The exercise
Pull out the lines of the data below from the line with "description: SKILLS DEVELOPMENT" up to and including the line with "heading: WALKTHROUGHS <box>133", and reproduce them unchanged.

── Data listing

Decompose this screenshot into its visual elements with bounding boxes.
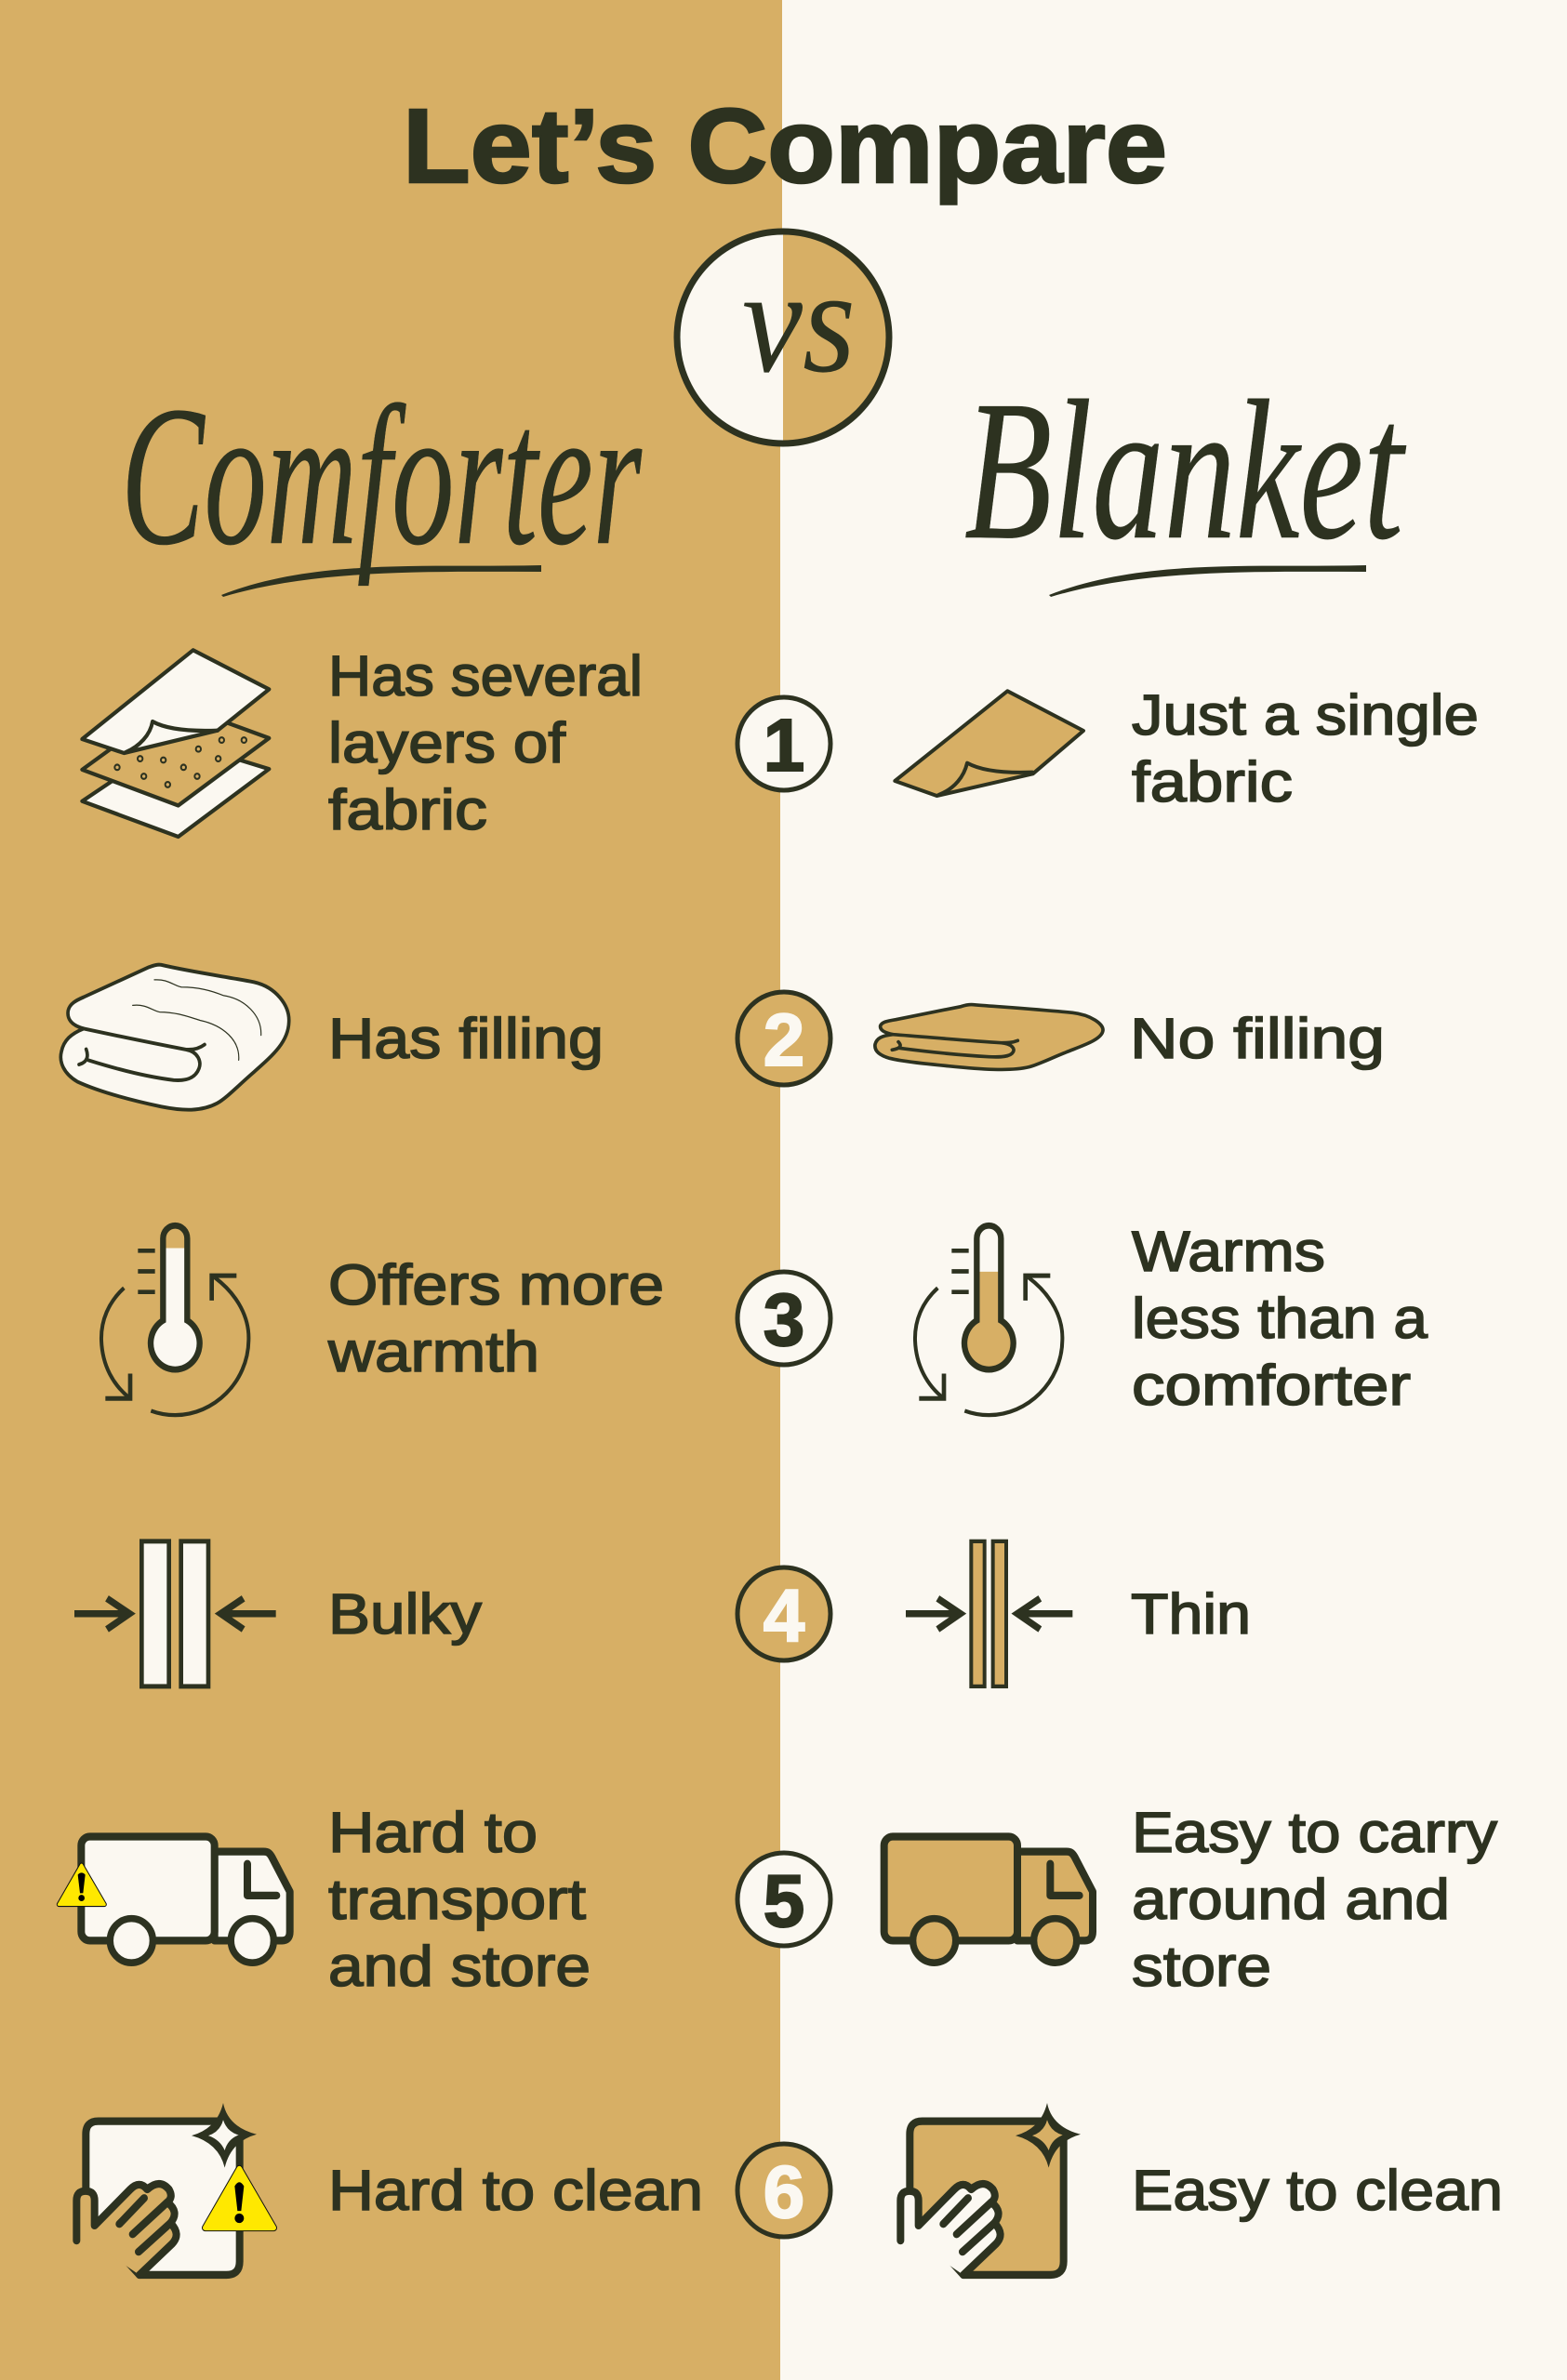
row 3 comforter [101, 1225, 664, 1415]
row 4 blanket [906, 1541, 1251, 1686]
text: has several layers of fabric: layers of [328, 711, 566, 774]
number 4 [737, 1567, 830, 1660]
panel: comforter background [0, 0, 782, 2380]
text: no filling: No filling [1130, 1007, 1385, 1070]
text: just a single fabric [1132, 683, 1479, 813]
text: easy to carry around and store: Easy to carry [1132, 1801, 1498, 1864]
icon: single fabric [895, 691, 1083, 796]
text: warms less than a comforter: Warms [1132, 1220, 1325, 1283]
row 4 comforter [74, 1541, 483, 1686]
text: just a single fabric: Just a single [1132, 683, 1479, 747]
text: warms less than a comforter: comforter [1132, 1354, 1411, 1417]
text: hard to transport and store: transport [328, 1868, 586, 1931]
title: Let’s Compare [403, 87, 1167, 205]
icon: thick folded comforter [60, 965, 289, 1110]
text: easy to carry around and store: store [1132, 1935, 1271, 1998]
text: easy to clean: Easy to clean [1132, 2159, 1503, 2222]
icon: thermometer high [101, 1225, 248, 1415]
text: warms less than a comforter [1132, 1220, 1428, 1417]
text: easy to carry around and store: around and [1132, 1868, 1450, 1931]
text: has several layers of fabric: fabric [328, 778, 487, 841]
icon: thin compress [906, 1541, 1072, 1686]
row 5 blanket [884, 1801, 1498, 1998]
number 2 [737, 992, 830, 1085]
row 6 comforter [76, 2103, 703, 2275]
row 6 blanket [900, 2103, 1503, 2275]
icon: thermometer low [915, 1225, 1062, 1415]
icon: fabric layers [82, 650, 269, 837]
text: warms less than a comforter: less than a [1132, 1287, 1428, 1350]
text: hard to transport and store: and store [328, 1935, 591, 1998]
icon: truck [884, 1836, 1093, 1963]
icon: hand wiping cloth with warning [76, 2103, 273, 2275]
number 4: 4 [764, 1574, 805, 1657]
row 2 comforter [60, 965, 604, 1110]
vs badge [677, 231, 889, 443]
icon: hand wiping cloth [900, 2103, 1081, 2275]
row 1 blanket [895, 683, 1479, 813]
number 5: 5 [764, 1859, 804, 1942]
vs badge: vs [742, 238, 856, 403]
icon: small warning triangle [59, 1865, 104, 1904]
heading: Blanket: Blanket [964, 359, 1407, 581]
text: hard to clean: Hard to clean [328, 2159, 703, 2222]
icon: truck with warning [59, 1836, 290, 1963]
text: hard to transport and store: Hard to [328, 1801, 538, 1864]
number 3 [737, 1272, 830, 1365]
row 2 blanket [875, 1005, 1385, 1070]
row 5 comforter [59, 1801, 591, 1998]
icon: bulky compress [74, 1541, 276, 1686]
row 3 blanket [915, 1220, 1428, 1417]
text: has filling: Has filling [328, 1007, 604, 1070]
number 6: 6 [764, 2150, 804, 2233]
number 3: 3 [764, 1278, 804, 1361]
number 1: 1 [764, 704, 804, 787]
icon: thin folded blanket [875, 1005, 1103, 1069]
heading: Blanket [964, 359, 1407, 597]
row 1 comforter [82, 644, 643, 841]
text: has several layers of fabric [328, 644, 643, 841]
text: offers more warmth: warmth [327, 1320, 539, 1383]
text: offers more warmth: Offers more [328, 1253, 664, 1316]
text: offers more warmth [327, 1253, 664, 1383]
icon: large warning triangle [206, 2169, 273, 2228]
number 1 [737, 697, 830, 790]
text: just a single fabric: fabric [1132, 750, 1293, 813]
number 6 [737, 2144, 830, 2237]
text: hard to transport and store [328, 1801, 591, 1998]
text: thin: Thin [1131, 1582, 1251, 1646]
number 2: 2 [764, 998, 804, 1081]
heading: Comforter: Comforter [121, 364, 643, 587]
heading: Comforter [121, 364, 643, 597]
text: easy to carry around and store [1132, 1801, 1498, 1998]
number 5 [737, 1853, 830, 1946]
text: has several layers of fabric: Has several [328, 644, 643, 707]
text: bulky: Bulky [328, 1582, 483, 1646]
panel: blanket background [780, 0, 1567, 2380]
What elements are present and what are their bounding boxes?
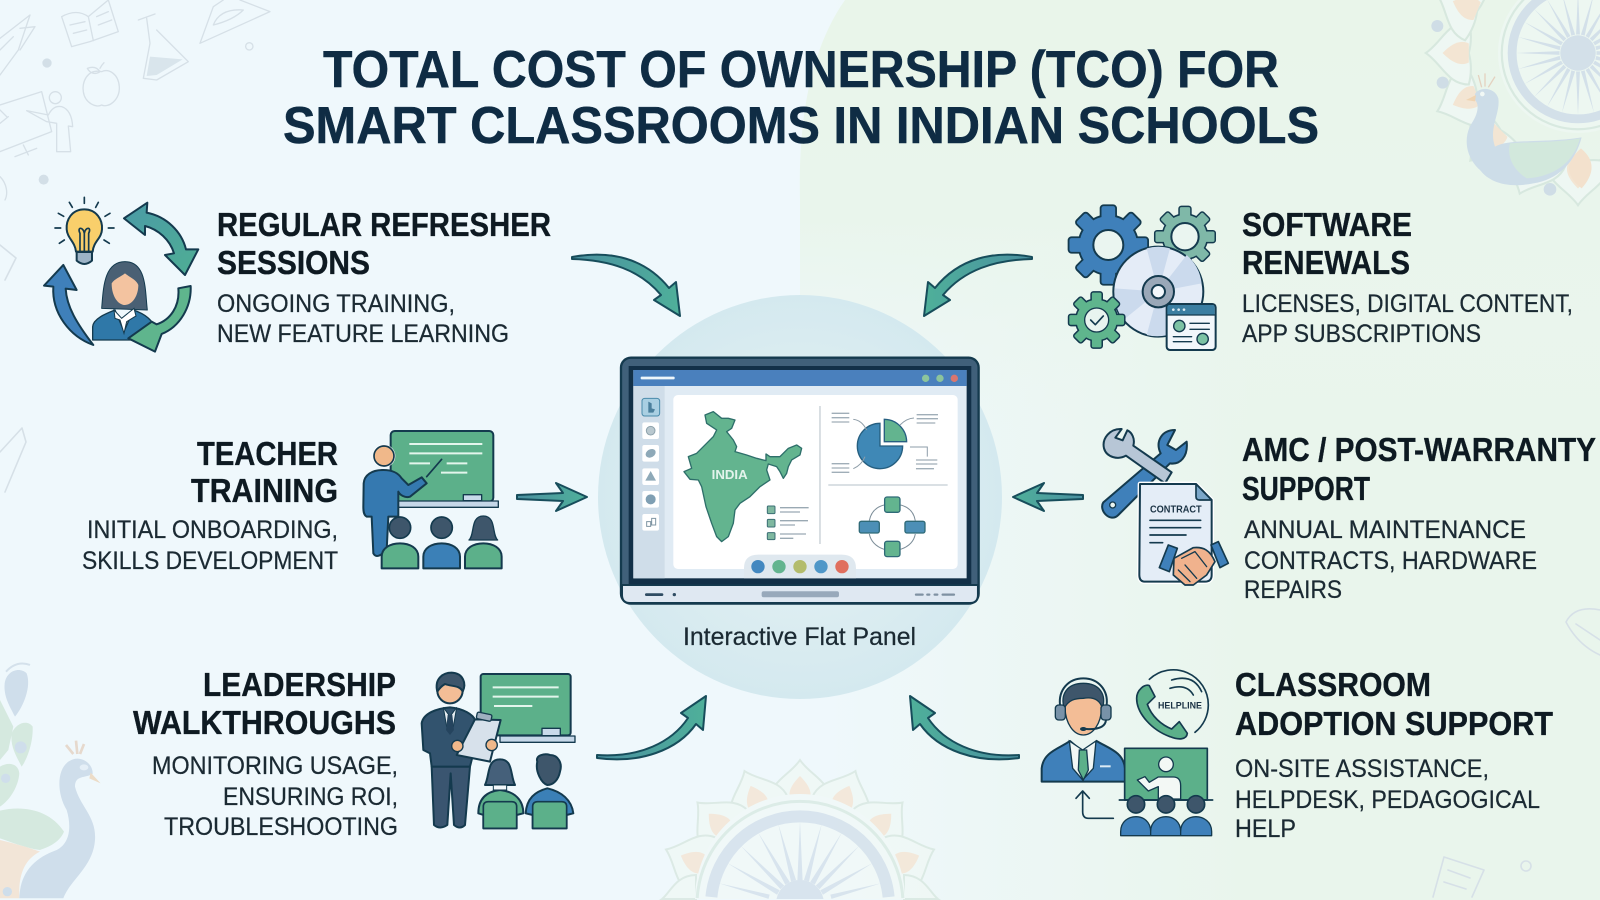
description: SKILLS DEVELOPMENT <box>82 547 338 575</box>
heading: REGULAR REFRESHER <box>217 206 551 243</box>
heading <box>1242 206 1412 281</box>
arrow: software renewals to panel <box>924 255 1032 316</box>
description: INITIAL ONBOARDING, <box>87 516 338 544</box>
heading <box>217 206 551 281</box>
description <box>1242 290 1573 348</box>
heading: SESSIONS <box>217 244 370 281</box>
panel: teacher training <box>82 431 502 575</box>
heading <box>191 435 338 509</box>
description: NEW FEATURE LEARNING <box>217 320 509 348</box>
panel: classroom adoption support <box>1042 666 1553 843</box>
India map <box>684 412 802 542</box>
description: ANNUAL MAINTENANCE <box>1244 516 1526 544</box>
heading: WALKTHROUGHS <box>133 704 396 741</box>
icon: tools, contract and handshake: CONTRACT <box>1150 504 1202 515</box>
arrow: AMC support to panel <box>1013 483 1083 511</box>
icon: teacher at board with students <box>363 431 502 568</box>
description: APP SUBSCRIPTIONS <box>1242 320 1481 348</box>
icon: helpdesk agent, helpline and classroom <box>1042 670 1213 836</box>
heading: LEADERSHIP <box>203 666 396 703</box>
background decoration: chakra and lotus bottom <box>655 760 945 899</box>
description: MONITORING USAGE, <box>152 752 398 780</box>
icon: gears, disc and app window <box>1069 206 1216 350</box>
map legend <box>767 506 809 540</box>
description: REPAIRS <box>1244 576 1342 604</box>
description: ENSURING ROI, <box>223 783 398 811</box>
description <box>82 516 338 575</box>
heading <box>1242 431 1596 507</box>
panel: AMC / post-warranty support <box>1102 429 1596 604</box>
interactive flat panel <box>621 358 979 604</box>
sidebar buttons <box>642 398 660 531</box>
heading <box>1235 666 1553 742</box>
description <box>152 752 398 841</box>
cycle diagram <box>859 497 925 557</box>
panel: leadership walkthroughs <box>133 666 575 841</box>
heading: RENEWALS <box>1242 244 1410 281</box>
heading <box>133 666 396 741</box>
description: ONGOING TRAINING, <box>217 290 455 318</box>
description <box>1244 516 1537 604</box>
description <box>217 290 509 348</box>
description: CONTRACTS, HARDWARE <box>1244 547 1537 575</box>
description: HELPDESK, PEDAGOGICAL <box>1235 786 1540 814</box>
title: SMART CLASSROOMS IN INDIAN SCHOOLS <box>283 97 1319 155</box>
heading: SOFTWARE <box>1242 206 1412 243</box>
description: LICENSES, DIGITAL CONTENT, <box>1242 290 1573 318</box>
background decoration: chakra and peacock top right <box>1425 0 1600 206</box>
panel label: Interactive Flat Panel <box>683 623 916 651</box>
arrow: refresher sessions to panel <box>572 255 680 316</box>
description: HELP <box>1235 815 1296 843</box>
arrow: leadership walkthroughs to panel <box>597 696 706 759</box>
icon: tools, contract and handshake <box>1102 429 1228 585</box>
arrow: classroom adoption to panel <box>910 696 1019 759</box>
India map: INDIA <box>712 467 748 482</box>
icon: leader with clipboard and students <box>422 673 575 828</box>
heading: ADOPTION SUPPORT <box>1235 705 1553 742</box>
heading: TRAINING <box>191 472 338 509</box>
icon: bulb, learner and cycle arrows <box>44 197 198 352</box>
background decoration: right and lower doodles <box>0 245 1600 897</box>
heading: TEACHER <box>197 435 338 472</box>
toolbar <box>744 555 856 578</box>
icon: helpdesk agent, helpline and classroom: HELPLINE <box>1158 701 1202 711</box>
panel: software renewals <box>1069 206 1573 350</box>
title: TOTAL COST OF OWNERSHIP (TCO) FOR <box>323 41 1279 99</box>
description: TROUBLESHOOTING <box>164 813 398 841</box>
arrow: teacher training to panel <box>517 483 587 511</box>
heading: CLASSROOM <box>1235 666 1431 703</box>
heading: SUPPORT <box>1242 470 1370 507</box>
background decoration: peacock bottom left <box>0 663 101 898</box>
description <box>1235 755 1540 843</box>
background decoration: school doodles <box>0 0 270 200</box>
description: ON-SITE ASSISTANCE, <box>1235 755 1489 783</box>
panel: regular refresher sessions <box>44 197 551 352</box>
centre circle <box>598 295 1002 699</box>
title <box>283 41 1319 155</box>
pie chart <box>832 413 938 472</box>
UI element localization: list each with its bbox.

────

Solution to this task
description: SKILLS DEVELOPMENT <box>82 547 338 575</box>
heading: REGULAR REFRESHER <box>217 206 551 243</box>
heading <box>1242 206 1412 281</box>
arrow: software renewals to panel <box>924 255 1032 316</box>
description: INITIAL ONBOARDING, <box>87 516 338 544</box>
heading <box>217 206 551 281</box>
description <box>1242 290 1573 348</box>
heading: SESSIONS <box>217 244 370 281</box>
panel: teacher training <box>82 431 502 575</box>
heading <box>191 435 338 509</box>
description: NEW FEATURE LEARNING <box>217 320 509 348</box>
panel: classroom adoption support <box>1042 666 1553 843</box>
India map <box>684 412 802 542</box>
description: ANNUAL MAINTENANCE <box>1244 516 1526 544</box>
heading: WALKTHROUGHS <box>133 704 396 741</box>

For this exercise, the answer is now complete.